══ Extracted material

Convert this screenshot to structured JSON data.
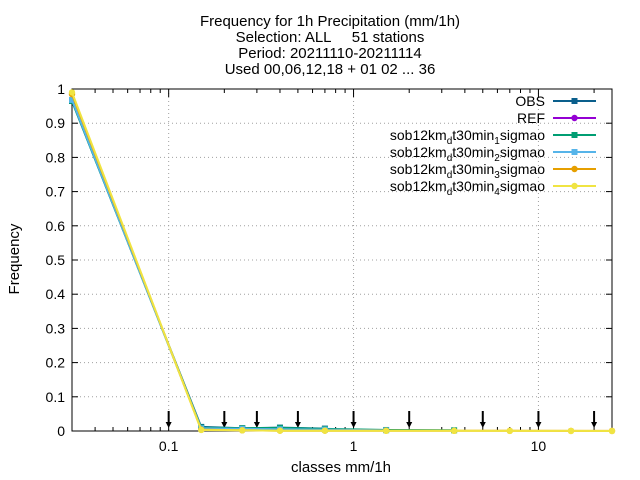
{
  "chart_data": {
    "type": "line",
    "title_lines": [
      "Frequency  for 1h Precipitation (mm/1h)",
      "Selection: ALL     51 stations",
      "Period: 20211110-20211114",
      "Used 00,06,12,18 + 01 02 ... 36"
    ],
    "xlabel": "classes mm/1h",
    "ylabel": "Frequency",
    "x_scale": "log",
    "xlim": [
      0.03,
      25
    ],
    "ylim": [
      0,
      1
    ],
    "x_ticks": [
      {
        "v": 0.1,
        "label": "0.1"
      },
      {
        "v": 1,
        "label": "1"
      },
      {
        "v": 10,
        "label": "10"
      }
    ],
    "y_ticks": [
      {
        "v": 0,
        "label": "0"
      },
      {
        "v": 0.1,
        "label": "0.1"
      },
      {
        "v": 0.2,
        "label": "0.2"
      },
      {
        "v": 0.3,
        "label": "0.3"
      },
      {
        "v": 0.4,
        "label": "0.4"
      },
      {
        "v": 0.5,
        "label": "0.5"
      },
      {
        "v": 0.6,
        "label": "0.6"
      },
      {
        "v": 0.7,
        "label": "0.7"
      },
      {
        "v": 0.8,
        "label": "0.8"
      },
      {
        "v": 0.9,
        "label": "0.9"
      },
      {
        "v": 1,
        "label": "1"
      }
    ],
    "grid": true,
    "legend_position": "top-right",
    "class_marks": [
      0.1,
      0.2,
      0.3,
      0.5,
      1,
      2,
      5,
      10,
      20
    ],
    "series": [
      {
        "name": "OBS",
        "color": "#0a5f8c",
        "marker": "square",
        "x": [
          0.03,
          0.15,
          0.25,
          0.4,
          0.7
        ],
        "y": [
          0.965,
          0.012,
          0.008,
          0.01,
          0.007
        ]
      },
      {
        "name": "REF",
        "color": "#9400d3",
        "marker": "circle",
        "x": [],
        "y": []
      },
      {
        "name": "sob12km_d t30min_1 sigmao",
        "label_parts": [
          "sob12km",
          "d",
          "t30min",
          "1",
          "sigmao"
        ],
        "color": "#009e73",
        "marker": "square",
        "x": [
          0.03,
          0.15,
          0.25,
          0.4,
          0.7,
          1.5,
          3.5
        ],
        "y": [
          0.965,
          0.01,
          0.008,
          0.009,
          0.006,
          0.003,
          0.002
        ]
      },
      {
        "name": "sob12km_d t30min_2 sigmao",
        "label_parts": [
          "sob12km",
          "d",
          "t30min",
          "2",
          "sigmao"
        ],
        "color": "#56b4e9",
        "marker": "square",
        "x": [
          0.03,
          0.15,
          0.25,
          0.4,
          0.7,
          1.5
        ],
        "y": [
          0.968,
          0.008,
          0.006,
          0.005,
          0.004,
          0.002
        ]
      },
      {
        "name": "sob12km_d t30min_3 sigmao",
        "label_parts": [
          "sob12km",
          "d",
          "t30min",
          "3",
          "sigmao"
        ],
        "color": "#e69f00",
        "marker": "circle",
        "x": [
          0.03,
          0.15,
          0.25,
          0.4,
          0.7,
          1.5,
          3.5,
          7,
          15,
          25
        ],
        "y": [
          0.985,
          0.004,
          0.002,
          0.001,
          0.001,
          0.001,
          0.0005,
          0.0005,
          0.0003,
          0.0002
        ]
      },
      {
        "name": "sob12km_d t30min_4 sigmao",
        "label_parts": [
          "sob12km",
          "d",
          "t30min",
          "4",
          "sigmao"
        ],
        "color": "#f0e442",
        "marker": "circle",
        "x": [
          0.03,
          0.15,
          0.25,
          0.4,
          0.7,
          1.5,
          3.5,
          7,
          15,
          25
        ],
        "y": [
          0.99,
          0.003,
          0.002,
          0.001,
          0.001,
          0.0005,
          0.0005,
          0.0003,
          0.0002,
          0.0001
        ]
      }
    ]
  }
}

════

### Exercise
Quote all of the entries word for word, omitting any pictures.

### Expected output
Convert this screenshot to structured JSON data.
{
  "chart_data": {
    "type": "line",
    "title_lines": [
      "Frequency  for 1h Precipitation (mm/1h)",
      "Selection: ALL     51 stations",
      "Period: 20211110-20211114",
      "Used 00,06,12,18 + 01 02 ... 36"
    ],
    "xlabel": "classes mm/1h",
    "ylabel": "Frequency",
    "x_scale": "log",
    "xlim": [
      0.03,
      25
    ],
    "ylim": [
      0,
      1
    ],
    "x_ticks": [
      {
        "v": 0.1,
        "label": "0.1"
      },
      {
        "v": 1,
        "label": "1"
      },
      {
        "v": 10,
        "label": "10"
      }
    ],
    "y_ticks": [
      {
        "v": 0,
        "label": "0"
      },
      {
        "v": 0.1,
        "label": "0.1"
      },
      {
        "v": 0.2,
        "label": "0.2"
      },
      {
        "v": 0.3,
        "label": "0.3"
      },
      {
        "v": 0.4,
        "label": "0.4"
      },
      {
        "v": 0.5,
        "label": "0.5"
      },
      {
        "v": 0.6,
        "label": "0.6"
      },
      {
        "v": 0.7,
        "label": "0.7"
      },
      {
        "v": 0.8,
        "label": "0.8"
      },
      {
        "v": 0.9,
        "label": "0.9"
      },
      {
        "v": 1,
        "label": "1"
      }
    ],
    "grid": true,
    "legend_position": "top-right",
    "class_marks": [
      0.1,
      0.2,
      0.3,
      0.5,
      1,
      2,
      5,
      10,
      20
    ],
    "series": [
      {
        "name": "OBS",
        "color": "#0a5f8c",
        "marker": "square",
        "x": [
          0.03,
          0.15,
          0.25,
          0.4,
          0.7
        ],
        "y": [
          0.965,
          0.012,
          0.008,
          0.01,
          0.007
        ]
      },
      {
        "name": "REF",
        "color": "#9400d3",
        "marker": "circle",
        "x": [],
        "y": []
      },
      {
        "name": "sob12km_d t30min_1 sigmao",
        "label_parts": [
          "sob12km",
          "d",
          "t30min",
          "1",
          "sigmao"
        ],
        "color": "#009e73",
        "marker": "square",
        "x": [
          0.03,
          0.15,
          0.25,
          0.4,
          0.7,
          1.5,
          3.5
        ],
        "y": [
          0.965,
          0.01,
          0.008,
          0.009,
          0.006,
          0.003,
          0.002
        ]
      },
      {
        "name": "sob12km_d t30min_2 sigmao",
        "label_parts": [
          "sob12km",
          "d",
          "t30min",
          "2",
          "sigmao"
        ],
        "color": "#56b4e9",
        "marker": "square",
        "x": [
          0.03,
          0.15,
          0.25,
          0.4,
          0.7,
          1.5
        ],
        "y": [
          0.968,
          0.008,
          0.006,
          0.005,
          0.004,
          0.002
        ]
      },
      {
        "name": "sob12km_d t30min_3 sigmao",
        "label_parts": [
          "sob12km",
          "d",
          "t30min",
          "3",
          "sigmao"
        ],
        "color": "#e69f00",
        "marker": "circle",
        "x": [
          0.03,
          0.15,
          0.25,
          0.4,
          0.7,
          1.5,
          3.5,
          7,
          15,
          25
        ],
        "y": [
          0.985,
          0.004,
          0.002,
          0.001,
          0.001,
          0.001,
          0.0005,
          0.0005,
          0.0003,
          0.0002
        ]
      },
      {
        "name": "sob12km_d t30min_4 sigmao",
        "label_parts": [
          "sob12km",
          "d",
          "t30min",
          "4",
          "sigmao"
        ],
        "color": "#f0e442",
        "marker": "circle",
        "x": [
          0.03,
          0.15,
          0.25,
          0.4,
          0.7,
          1.5,
          3.5,
          7,
          15,
          25
        ],
        "y": [
          0.99,
          0.003,
          0.002,
          0.001,
          0.001,
          0.0005,
          0.0005,
          0.0003,
          0.0002,
          0.0001
        ]
      }
    ]
  }
}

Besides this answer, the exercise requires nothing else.